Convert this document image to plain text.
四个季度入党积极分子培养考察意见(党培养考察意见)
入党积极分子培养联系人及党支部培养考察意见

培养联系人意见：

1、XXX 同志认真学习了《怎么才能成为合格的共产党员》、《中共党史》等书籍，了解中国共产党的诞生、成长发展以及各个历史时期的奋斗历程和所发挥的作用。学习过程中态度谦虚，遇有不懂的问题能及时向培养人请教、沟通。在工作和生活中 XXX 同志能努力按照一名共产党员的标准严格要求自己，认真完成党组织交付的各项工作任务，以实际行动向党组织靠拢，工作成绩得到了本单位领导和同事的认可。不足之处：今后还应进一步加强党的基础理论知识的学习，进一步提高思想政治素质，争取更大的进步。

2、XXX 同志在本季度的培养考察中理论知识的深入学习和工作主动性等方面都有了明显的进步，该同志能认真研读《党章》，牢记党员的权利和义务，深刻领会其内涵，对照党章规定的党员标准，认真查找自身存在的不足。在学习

* _The exercise_
Set down the listing in full, keeping every word exactly as it is.

* _Answer to this task_
Convert this document image to plain text.
四个季度入党积极分子培养考察意见(党培养考察意见)
入党积极分子培养联系人及党支部培养考察意见

培养联系人意见：

1、XXX 同志认真学习了《怎么才能成为合格的共产党员》、《中共党史》等书籍，了解中国共产党的诞生、成长发展以及各个历史时期的奋斗历程和所发挥的作用。学习过程中态度谦虚，遇有不懂的问题能及时向培养人请教、沟通。在工作和生活中 XXX 同志能努力按照一名共产党员的标准严格要求自己，认真完成党组织交付的各项工作任务，以实际行动向党组织靠拢，工作成绩得到了本单位领导和同事的认可。不足之处：今后还应进一步加强党的基础理论知识的学习，进一步提高思想政治素质，争取更大的进步。

2、XXX 同志在本季度的培养考察中理论知识的深入学习和工作主动性等方面都有了明显的进步，该同志能认真研读《党章》，牢记党员的权利和义务，深刻领会其内涵，对照党章规定的党员标准，认真查找自身存在的不足。在学习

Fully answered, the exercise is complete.